> **Task directions**:
All lines featuring the string "پیشنهاد" are to be listed.

> **Stored items from a collection**:
— START —

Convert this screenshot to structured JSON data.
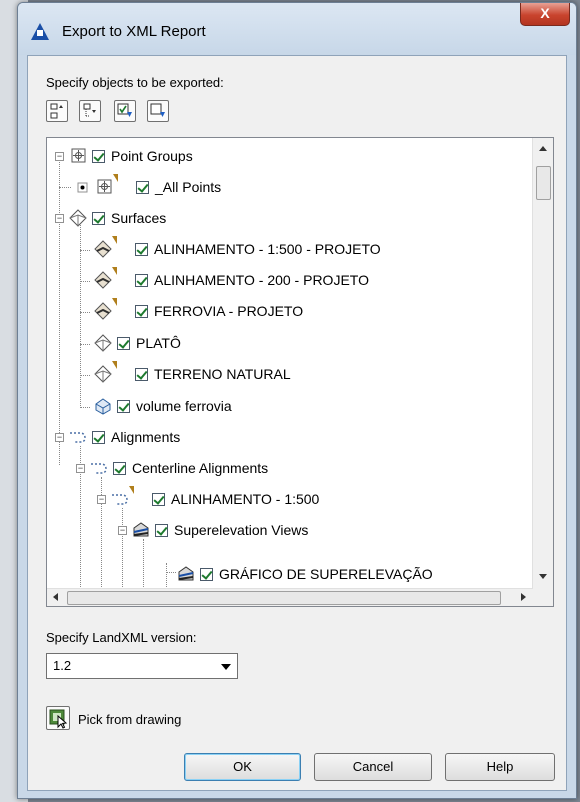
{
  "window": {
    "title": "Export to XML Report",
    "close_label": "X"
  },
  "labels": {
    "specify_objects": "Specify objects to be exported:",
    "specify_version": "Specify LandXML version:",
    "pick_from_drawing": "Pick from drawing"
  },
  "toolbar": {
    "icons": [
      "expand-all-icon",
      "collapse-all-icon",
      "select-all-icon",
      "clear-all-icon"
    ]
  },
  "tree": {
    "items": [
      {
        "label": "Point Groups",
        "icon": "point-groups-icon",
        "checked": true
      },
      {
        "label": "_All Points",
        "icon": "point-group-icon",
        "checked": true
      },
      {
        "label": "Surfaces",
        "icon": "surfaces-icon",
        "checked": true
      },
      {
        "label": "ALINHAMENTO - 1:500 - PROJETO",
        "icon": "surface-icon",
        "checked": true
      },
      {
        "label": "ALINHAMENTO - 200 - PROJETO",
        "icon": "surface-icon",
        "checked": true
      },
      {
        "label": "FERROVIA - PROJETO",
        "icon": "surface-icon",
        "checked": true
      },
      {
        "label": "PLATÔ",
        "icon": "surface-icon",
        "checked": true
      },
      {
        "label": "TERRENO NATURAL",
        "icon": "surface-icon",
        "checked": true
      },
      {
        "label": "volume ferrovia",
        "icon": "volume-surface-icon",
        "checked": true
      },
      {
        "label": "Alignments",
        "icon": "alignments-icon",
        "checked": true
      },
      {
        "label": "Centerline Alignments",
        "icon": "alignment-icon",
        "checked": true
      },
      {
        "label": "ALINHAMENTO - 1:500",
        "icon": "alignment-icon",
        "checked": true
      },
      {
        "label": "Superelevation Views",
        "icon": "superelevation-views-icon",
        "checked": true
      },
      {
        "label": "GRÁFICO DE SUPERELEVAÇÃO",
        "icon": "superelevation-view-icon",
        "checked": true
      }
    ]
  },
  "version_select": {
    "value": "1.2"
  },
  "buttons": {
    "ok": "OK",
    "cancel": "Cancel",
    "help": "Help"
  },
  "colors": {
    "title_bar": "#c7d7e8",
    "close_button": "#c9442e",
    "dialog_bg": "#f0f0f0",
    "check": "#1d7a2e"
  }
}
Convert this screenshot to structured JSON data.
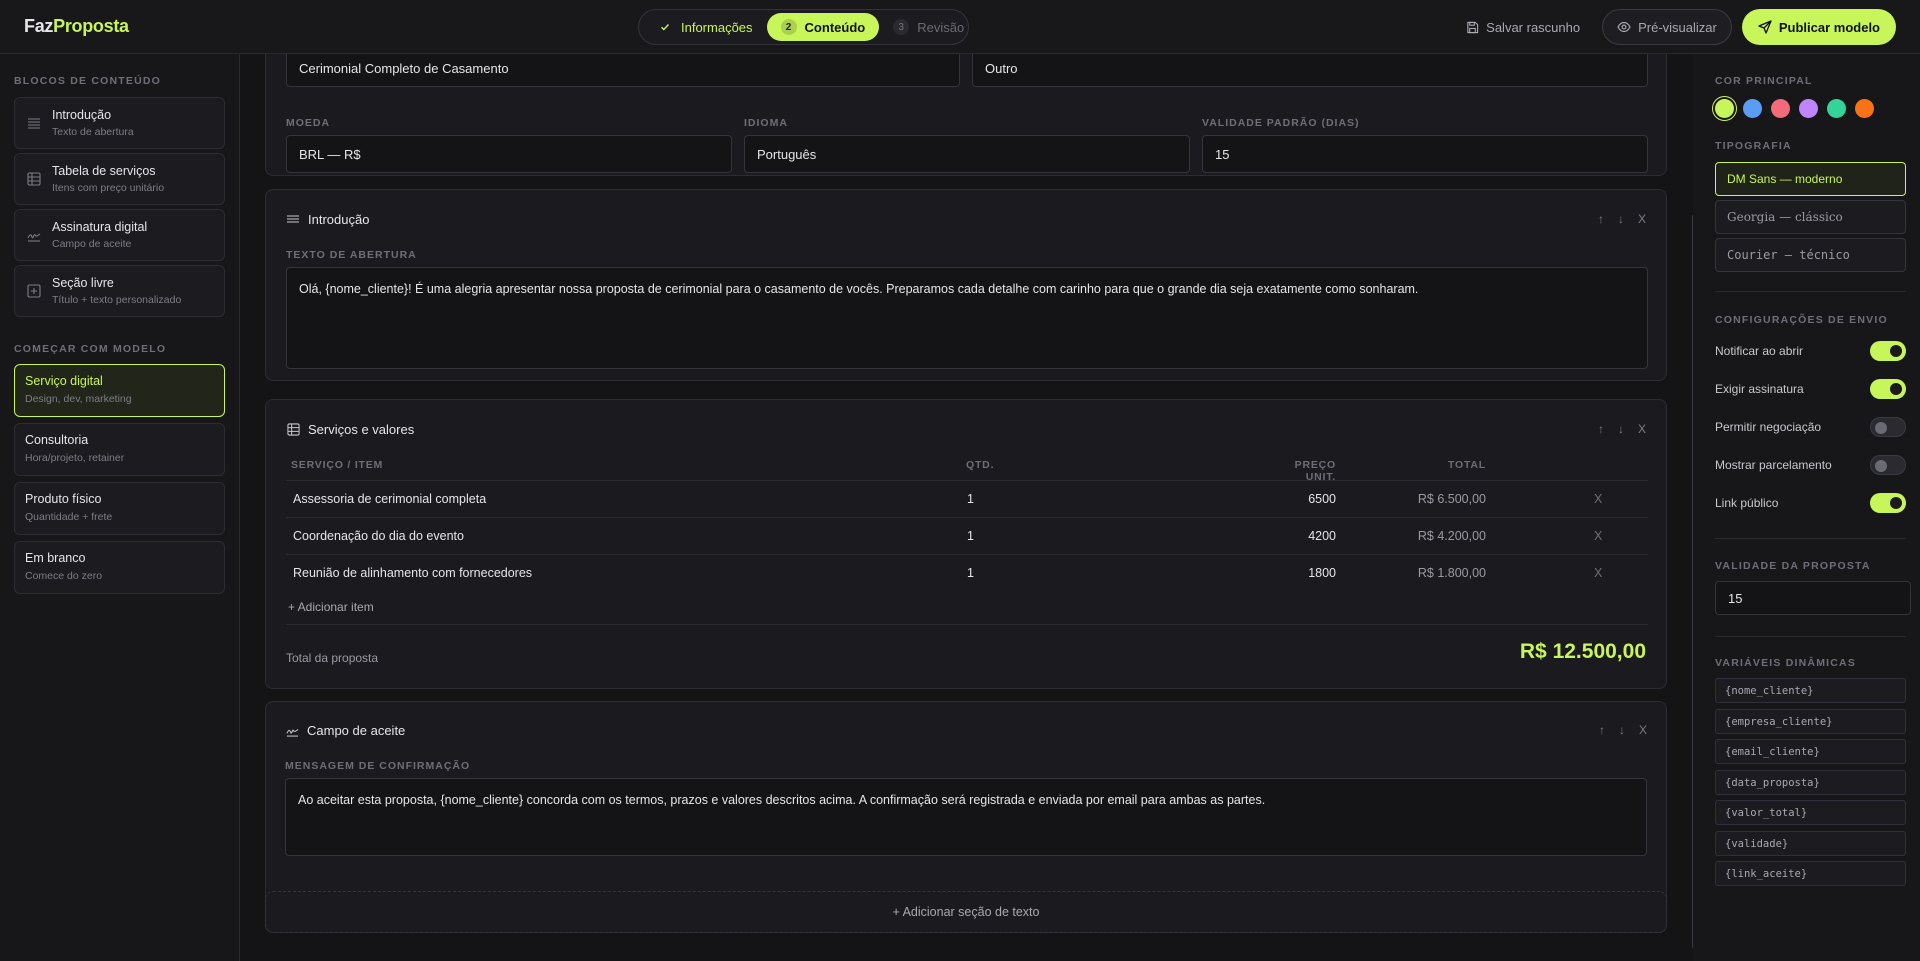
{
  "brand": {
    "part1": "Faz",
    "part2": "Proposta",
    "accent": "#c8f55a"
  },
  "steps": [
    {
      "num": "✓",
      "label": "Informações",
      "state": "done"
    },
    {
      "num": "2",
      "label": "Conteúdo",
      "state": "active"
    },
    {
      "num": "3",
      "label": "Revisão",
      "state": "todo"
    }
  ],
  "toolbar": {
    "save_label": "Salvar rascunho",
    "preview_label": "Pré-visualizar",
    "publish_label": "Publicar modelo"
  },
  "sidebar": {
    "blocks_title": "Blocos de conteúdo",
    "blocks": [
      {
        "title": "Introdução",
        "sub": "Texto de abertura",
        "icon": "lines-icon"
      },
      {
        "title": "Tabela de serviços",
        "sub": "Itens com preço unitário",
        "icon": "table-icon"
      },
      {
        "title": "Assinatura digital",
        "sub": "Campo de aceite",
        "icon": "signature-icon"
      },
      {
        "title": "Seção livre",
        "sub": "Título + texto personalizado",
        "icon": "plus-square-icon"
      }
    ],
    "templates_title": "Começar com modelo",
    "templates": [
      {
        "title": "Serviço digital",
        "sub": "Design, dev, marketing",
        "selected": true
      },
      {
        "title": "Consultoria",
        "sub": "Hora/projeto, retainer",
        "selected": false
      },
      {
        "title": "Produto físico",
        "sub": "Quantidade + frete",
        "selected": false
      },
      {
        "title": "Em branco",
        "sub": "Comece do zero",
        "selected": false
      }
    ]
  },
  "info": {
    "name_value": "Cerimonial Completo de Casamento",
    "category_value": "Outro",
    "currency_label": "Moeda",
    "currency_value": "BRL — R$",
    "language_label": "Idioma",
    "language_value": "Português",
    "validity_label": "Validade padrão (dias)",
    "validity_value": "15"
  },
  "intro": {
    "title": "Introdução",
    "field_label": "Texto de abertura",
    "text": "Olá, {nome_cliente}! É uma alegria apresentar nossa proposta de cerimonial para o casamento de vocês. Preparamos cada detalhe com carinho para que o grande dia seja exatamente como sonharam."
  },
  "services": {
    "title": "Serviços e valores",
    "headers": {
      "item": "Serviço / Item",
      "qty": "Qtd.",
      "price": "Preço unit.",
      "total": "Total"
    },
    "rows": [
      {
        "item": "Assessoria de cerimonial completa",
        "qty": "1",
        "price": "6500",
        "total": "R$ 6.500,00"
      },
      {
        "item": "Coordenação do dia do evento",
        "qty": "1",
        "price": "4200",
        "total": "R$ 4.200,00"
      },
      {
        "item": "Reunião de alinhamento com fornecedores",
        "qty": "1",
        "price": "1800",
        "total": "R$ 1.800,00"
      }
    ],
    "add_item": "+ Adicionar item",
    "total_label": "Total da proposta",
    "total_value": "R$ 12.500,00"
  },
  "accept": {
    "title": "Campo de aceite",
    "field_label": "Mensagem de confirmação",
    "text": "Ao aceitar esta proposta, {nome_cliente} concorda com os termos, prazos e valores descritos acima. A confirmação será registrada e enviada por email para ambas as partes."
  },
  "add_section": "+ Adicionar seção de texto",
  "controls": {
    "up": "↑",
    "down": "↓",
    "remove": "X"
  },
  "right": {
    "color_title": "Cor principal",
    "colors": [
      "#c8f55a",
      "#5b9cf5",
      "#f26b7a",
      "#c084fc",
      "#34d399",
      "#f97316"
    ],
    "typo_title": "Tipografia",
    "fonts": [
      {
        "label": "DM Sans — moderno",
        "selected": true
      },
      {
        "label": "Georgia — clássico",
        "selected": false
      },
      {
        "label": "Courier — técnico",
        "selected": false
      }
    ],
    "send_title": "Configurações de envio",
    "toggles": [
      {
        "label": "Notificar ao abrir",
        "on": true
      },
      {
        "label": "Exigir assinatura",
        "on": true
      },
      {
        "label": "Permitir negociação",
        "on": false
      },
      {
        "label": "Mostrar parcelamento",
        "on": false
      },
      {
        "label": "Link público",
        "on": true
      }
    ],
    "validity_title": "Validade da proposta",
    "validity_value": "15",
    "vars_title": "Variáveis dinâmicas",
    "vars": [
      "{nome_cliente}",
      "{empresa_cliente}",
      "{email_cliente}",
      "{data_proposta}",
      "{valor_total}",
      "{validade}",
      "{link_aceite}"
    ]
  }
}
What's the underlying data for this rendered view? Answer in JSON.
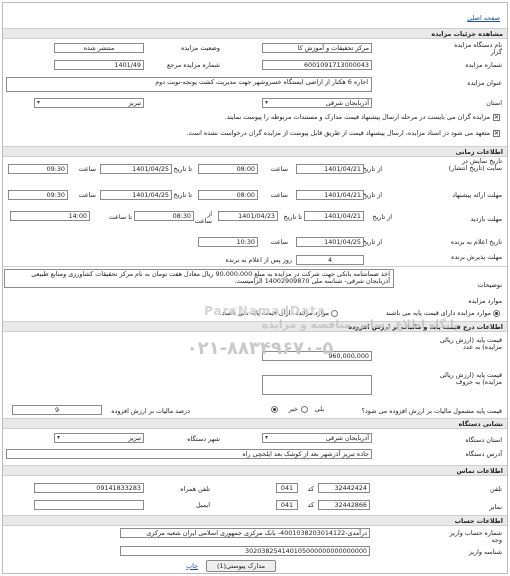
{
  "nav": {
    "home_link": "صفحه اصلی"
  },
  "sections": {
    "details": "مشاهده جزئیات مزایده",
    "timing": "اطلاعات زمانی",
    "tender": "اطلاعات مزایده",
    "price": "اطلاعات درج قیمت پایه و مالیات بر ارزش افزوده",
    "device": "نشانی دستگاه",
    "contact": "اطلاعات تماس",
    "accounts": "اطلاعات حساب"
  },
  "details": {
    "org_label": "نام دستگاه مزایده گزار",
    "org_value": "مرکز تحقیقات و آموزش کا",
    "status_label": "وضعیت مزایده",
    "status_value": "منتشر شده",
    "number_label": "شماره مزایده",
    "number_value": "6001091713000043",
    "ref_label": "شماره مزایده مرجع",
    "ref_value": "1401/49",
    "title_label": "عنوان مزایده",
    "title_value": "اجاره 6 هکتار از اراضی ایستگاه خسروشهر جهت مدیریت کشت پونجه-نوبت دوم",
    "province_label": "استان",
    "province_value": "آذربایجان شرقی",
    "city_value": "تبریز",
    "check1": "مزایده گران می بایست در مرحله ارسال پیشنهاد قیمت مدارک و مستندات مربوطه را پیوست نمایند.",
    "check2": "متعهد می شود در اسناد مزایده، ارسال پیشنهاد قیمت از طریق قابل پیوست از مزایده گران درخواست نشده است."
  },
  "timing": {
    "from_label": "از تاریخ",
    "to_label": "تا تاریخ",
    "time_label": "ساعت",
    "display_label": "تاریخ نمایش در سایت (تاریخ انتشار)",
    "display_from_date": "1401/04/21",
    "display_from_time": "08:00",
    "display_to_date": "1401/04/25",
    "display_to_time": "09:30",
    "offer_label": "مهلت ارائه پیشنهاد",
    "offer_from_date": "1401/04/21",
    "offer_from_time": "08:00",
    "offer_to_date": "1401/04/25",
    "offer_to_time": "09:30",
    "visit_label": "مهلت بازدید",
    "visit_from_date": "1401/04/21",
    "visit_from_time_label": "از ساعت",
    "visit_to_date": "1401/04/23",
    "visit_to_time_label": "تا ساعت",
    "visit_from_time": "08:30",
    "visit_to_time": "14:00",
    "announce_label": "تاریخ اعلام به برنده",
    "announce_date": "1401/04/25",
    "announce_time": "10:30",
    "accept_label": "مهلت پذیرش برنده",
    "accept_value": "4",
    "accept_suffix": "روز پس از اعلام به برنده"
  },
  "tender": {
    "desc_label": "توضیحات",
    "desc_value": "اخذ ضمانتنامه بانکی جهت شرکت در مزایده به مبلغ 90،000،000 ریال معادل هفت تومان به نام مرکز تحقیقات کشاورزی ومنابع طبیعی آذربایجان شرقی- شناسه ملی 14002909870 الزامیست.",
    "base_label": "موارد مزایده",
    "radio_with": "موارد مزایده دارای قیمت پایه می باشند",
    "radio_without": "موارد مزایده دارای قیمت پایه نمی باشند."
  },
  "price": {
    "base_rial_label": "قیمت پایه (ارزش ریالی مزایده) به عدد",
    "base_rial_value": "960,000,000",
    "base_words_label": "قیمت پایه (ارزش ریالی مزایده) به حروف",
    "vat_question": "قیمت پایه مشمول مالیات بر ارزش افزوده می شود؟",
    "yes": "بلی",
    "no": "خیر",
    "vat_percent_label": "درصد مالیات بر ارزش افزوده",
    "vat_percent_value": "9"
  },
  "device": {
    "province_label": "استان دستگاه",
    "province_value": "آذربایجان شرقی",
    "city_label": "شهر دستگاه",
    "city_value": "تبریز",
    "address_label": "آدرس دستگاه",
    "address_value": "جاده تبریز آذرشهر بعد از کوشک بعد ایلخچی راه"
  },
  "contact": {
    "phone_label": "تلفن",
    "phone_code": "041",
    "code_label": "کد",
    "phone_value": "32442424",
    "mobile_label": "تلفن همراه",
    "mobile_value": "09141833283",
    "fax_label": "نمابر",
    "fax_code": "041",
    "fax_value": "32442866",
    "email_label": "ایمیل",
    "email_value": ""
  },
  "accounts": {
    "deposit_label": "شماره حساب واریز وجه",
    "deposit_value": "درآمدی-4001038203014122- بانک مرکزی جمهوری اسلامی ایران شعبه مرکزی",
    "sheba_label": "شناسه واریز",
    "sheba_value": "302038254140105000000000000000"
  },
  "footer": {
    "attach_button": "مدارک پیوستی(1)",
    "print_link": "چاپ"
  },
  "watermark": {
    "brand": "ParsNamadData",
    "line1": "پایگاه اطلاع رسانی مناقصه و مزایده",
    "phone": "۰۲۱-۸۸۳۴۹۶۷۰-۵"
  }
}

— END —

> **Solution for this problem**:
    "check1": "مزایده گران می بایست در مرحله ارسال پیشنهاد قیمت مدارک و مستندات مربوطه را پیوست نمایند.",
    "check2": "متعهد می شود در اسناد مزایده، ارسال پیشنهاد قیمت از طریق قابل پیوست از مزایده گران درخواست نشده است."
    "offer_label": "مهلت ارائه پیشنهاد",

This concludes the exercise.